ENTRIES:
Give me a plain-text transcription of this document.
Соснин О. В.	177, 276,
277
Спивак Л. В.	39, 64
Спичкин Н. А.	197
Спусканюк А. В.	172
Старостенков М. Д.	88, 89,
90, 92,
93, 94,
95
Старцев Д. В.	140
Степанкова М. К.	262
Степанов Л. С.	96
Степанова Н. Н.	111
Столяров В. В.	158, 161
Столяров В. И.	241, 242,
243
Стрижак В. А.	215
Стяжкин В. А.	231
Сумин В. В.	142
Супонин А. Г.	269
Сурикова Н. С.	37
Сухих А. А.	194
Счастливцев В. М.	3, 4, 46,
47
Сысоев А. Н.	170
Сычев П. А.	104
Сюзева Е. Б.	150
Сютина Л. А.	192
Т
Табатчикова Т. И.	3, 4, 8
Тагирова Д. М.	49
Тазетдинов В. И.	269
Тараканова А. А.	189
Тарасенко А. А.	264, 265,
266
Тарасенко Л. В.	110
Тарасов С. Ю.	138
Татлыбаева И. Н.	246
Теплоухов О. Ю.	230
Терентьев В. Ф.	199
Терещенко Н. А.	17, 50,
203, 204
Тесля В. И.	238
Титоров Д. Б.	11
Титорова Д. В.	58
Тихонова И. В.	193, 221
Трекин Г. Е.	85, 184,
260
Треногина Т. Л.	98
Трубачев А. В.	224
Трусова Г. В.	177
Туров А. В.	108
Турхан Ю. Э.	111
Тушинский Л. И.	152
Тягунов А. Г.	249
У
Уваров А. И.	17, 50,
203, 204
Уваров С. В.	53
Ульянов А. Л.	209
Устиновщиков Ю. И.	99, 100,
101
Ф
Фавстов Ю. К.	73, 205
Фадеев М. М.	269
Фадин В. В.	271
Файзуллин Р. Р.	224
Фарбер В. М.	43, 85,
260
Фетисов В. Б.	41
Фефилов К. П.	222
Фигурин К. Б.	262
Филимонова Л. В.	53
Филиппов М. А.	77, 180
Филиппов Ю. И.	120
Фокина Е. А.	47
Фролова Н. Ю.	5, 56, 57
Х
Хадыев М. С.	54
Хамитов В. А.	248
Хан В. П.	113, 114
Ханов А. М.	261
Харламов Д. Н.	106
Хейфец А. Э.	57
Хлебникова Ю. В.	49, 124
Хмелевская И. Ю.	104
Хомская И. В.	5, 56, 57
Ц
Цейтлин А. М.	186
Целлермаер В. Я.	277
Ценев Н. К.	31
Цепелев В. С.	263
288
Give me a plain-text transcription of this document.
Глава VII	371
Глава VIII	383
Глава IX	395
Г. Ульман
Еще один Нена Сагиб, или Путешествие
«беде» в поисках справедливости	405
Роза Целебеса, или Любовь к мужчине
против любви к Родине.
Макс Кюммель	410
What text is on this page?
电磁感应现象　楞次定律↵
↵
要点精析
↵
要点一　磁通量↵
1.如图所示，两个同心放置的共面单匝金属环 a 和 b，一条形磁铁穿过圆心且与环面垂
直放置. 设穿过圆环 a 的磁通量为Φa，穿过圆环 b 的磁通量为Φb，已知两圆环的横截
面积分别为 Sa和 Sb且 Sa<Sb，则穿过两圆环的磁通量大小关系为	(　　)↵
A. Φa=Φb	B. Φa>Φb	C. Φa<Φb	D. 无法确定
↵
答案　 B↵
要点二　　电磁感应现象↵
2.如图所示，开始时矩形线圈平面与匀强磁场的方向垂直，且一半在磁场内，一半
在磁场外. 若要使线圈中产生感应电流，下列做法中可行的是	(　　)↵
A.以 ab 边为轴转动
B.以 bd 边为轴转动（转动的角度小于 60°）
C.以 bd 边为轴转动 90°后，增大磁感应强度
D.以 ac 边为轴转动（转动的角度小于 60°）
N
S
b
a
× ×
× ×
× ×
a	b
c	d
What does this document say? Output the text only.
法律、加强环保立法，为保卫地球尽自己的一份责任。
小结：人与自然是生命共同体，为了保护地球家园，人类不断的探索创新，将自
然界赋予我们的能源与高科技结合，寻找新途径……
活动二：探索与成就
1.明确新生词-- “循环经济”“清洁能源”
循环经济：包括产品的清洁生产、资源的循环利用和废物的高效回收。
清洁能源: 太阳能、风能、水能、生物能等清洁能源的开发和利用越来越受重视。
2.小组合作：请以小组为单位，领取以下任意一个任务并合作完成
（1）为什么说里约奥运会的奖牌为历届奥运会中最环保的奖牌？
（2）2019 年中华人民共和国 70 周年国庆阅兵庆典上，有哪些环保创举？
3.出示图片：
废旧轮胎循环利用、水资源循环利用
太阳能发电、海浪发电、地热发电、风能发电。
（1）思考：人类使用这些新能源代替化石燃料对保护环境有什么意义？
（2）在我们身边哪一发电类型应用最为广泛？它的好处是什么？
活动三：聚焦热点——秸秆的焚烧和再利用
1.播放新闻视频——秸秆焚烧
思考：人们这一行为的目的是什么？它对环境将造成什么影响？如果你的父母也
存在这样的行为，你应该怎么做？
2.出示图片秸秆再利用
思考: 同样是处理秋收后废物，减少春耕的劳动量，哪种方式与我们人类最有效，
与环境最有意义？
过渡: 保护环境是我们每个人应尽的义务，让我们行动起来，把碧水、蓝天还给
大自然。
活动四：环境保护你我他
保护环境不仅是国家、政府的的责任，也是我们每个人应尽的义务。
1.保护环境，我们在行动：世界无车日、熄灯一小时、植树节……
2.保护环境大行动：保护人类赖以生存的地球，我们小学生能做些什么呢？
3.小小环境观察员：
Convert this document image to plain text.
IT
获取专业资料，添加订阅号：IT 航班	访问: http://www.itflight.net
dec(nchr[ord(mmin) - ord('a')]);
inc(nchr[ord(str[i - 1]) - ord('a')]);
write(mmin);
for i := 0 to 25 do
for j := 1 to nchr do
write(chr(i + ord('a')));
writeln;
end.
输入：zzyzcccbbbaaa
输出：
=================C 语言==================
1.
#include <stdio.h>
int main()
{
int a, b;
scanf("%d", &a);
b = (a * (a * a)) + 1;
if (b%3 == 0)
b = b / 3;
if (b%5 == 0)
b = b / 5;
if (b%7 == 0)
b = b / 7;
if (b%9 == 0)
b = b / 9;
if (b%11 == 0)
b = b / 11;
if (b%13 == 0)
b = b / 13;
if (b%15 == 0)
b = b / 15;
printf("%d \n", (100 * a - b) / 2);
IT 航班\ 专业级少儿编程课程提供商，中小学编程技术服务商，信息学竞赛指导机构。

EXERCISE INSTRUCTIONS:
Each record above should be repeated exactly as it appears.

OUTPUT OF THE TASK:
Give me a plain-text transcription of this document.
Соснин О. В.	177, 276,
277
Спивак Л. В.	39, 64
Спичкин Н. А.	197
Спусканюк А. В.	172
Старостенков М. Д.	88, 89,
90, 92,
93, 94,
95
Старцев Д. В.	140
Степанкова М. К.	262
Степанов Л. С.	96
Степанова Н. Н.	111
Столяров В. В.	158, 161
Столяров В. И.	241, 242,
243
Стрижак В. А.	215
Стяжкин В. А.	231
Сумин В. В.	142
Супонин А. Г.	269
Сурикова Н. С.	37
Сухих А. А.	194
Счастливцев В. М.	3, 4, 46,
47
Сысоев А. Н.	170
Сычев П. А.	104
Сюзева Е. Б.	150
Сютина Л. А.	192
Т
Табатчикова Т. И.	3, 4, 8
Тагирова Д. М.	49
Тазетдинов В. И.	269
Тараканова А. А.	189
Тарасенко А. А.	264, 265,
266
Тарасенко Л. В.	110
Тарасов С. Ю.	138
Татлыбаева И. Н.	246
Теплоухов О. Ю.	230
Терентьев В. Ф.	199
Терещенко Н. А.	17, 50,
203, 204
Тесля В. И.	238
Титоров Д. Б.	11
Титорова Д. В.	58
Тихонова И. В.	193, 221
Трекин Г. Е.	85, 184,
260
Треногина Т. Л.	98
Трубачев А. В.	224
Трусова Г. В.	177
Туров А. В.	108
Турхан Ю. Э.	111
Тушинский Л. И.	152
Тягунов А. Г.	249
У
Уваров А. И.	17, 50,
203, 204
Уваров С. В.	53
Ульянов А. Л.	209
Устиновщиков Ю. И.	99, 100,
101
Ф
Фавстов Ю. К.	73, 205
Фадеев М. М.	269
Фадин В. В.	271
Файзуллин Р. Р.	224
Фарбер В. М.	43, 85,
260
Фетисов В. Б.	41
Фефилов К. П.	222
Фигурин К. Б.	262
Филимонова Л. В.	53
Филиппов М. А.	77, 180
Филиппов Ю. И.	120
Фокина Е. А.	47
Фролова Н. Ю.	5, 56, 57
Х
Хадыев М. С.	54
Хамитов В. А.	248
Хан В. П.	113, 114
Ханов А. М.	261
Харламов Д. Н.	106
Хейфец А. Э.	57
Хлебникова Ю. В.	49, 124
Хмелевская И. Ю.	104
Хомская И. В.	5, 56, 57
Ц
Цейтлин А. М.	186
Целлермаер В. Я.	277
Ценев Н. К.	31
Цепелев В. С.	263
288
Give me a plain-text transcription of this document.
Глава VII	371
Глава VIII	383
Глава IX	395
Г. Ульман
Еще один Нена Сагиб, или Путешествие
«беде» в поисках справедливости	405
Роза Целебеса, или Любовь к мужчине
против любви к Родине.
Макс Кюммель	410
What text is on this page?
电磁感应现象　楞次定律↵
↵
要点精析
↵
要点一　磁通量↵
1.如图所示，两个同心放置的共面单匝金属环 a 和 b，一条形磁铁穿过圆心且与环面垂
直放置. 设穿过圆环 a 的磁通量为Φa，穿过圆环 b 的磁通量为Φb，已知两圆环的横截
面积分别为 Sa和 Sb且 Sa<Sb，则穿过两圆环的磁通量大小关系为	(　　)↵
A. Φa=Φb	B. Φa>Φb	C. Φa<Φb	D. 无法确定
↵
答案　 B↵
要点二　　电磁感应现象↵
2.如图所示，开始时矩形线圈平面与匀强磁场的方向垂直，且一半在磁场内，一半
在磁场外. 若要使线圈中产生感应电流，下列做法中可行的是	(　　)↵
A.以 ab 边为轴转动
B.以 bd 边为轴转动（转动的角度小于 60°）
C.以 bd 边为轴转动 90°后，增大磁感应强度
D.以 ac 边为轴转动（转动的角度小于 60°）
N
S
b
a
× ×
× ×
× ×
a	b
c	d
What does this document say? Output the text only.
法律、加强环保立法，为保卫地球尽自己的一份责任。
小结：人与自然是生命共同体，为了保护地球家园，人类不断的探索创新，将自
然界赋予我们的能源与高科技结合，寻找新途径……
活动二：探索与成就
1.明确新生词-- “循环经济”“清洁能源”
循环经济：包括产品的清洁生产、资源的循环利用和废物的高效回收。
清洁能源: 太阳能、风能、水能、生物能等清洁能源的开发和利用越来越受重视。
2.小组合作：请以小组为单位，领取以下任意一个任务并合作完成
（1）为什么说里约奥运会的奖牌为历届奥运会中最环保的奖牌？
（2）2019 年中华人民共和国 70 周年国庆阅兵庆典上，有哪些环保创举？
3.出示图片：
废旧轮胎循环利用、水资源循环利用
太阳能发电、海浪发电、地热发电、风能发电。
（1）思考：人类使用这些新能源代替化石燃料对保护环境有什么意义？
（2）在我们身边哪一发电类型应用最为广泛？它的好处是什么？
活动三：聚焦热点——秸秆的焚烧和再利用
1.播放新闻视频——秸秆焚烧
思考：人们这一行为的目的是什么？它对环境将造成什么影响？如果你的父母也
存在这样的行为，你应该怎么做？
2.出示图片秸秆再利用
思考: 同样是处理秋收后废物，减少春耕的劳动量，哪种方式与我们人类最有效，
与环境最有意义？
过渡: 保护环境是我们每个人应尽的义务，让我们行动起来，把碧水、蓝天还给
大自然。
活动四：环境保护你我他
保护环境不仅是国家、政府的的责任，也是我们每个人应尽的义务。
1.保护环境，我们在行动：世界无车日、熄灯一小时、植树节……
2.保护环境大行动：保护人类赖以生存的地球，我们小学生能做些什么呢？
3.小小环境观察员：
Convert this document image to plain text.
IT
获取专业资料，添加订阅号：IT 航班	访问: http://www.itflight.net
dec(nchr[ord(mmin) - ord('a')]);
inc(nchr[ord(str[i - 1]) - ord('a')]);
write(mmin);
for i := 0 to 25 do
for j := 1 to nchr do
write(chr(i + ord('a')));
writeln;
end.
输入：zzyzcccbbbaaa
输出：
=================C 语言==================
1.
#include <stdio.h>
int main()
{
int a, b;
scanf("%d", &a);
b = (a * (a * a)) + 1;
if (b%3 == 0)
b = b / 3;
if (b%5 == 0)
b = b / 5;
if (b%7 == 0)
b = b / 7;
if (b%9 == 0)
b = b / 9;
if (b%11 == 0)
b = b / 11;
if (b%13 == 0)
b = b / 13;
if (b%15 == 0)
b = b / 15;
printf("%d \n", (100 * a - b) / 2);
IT 航班\ 专业级少儿编程课程提供商，中小学编程技术服务商，信息学竞赛指导机构。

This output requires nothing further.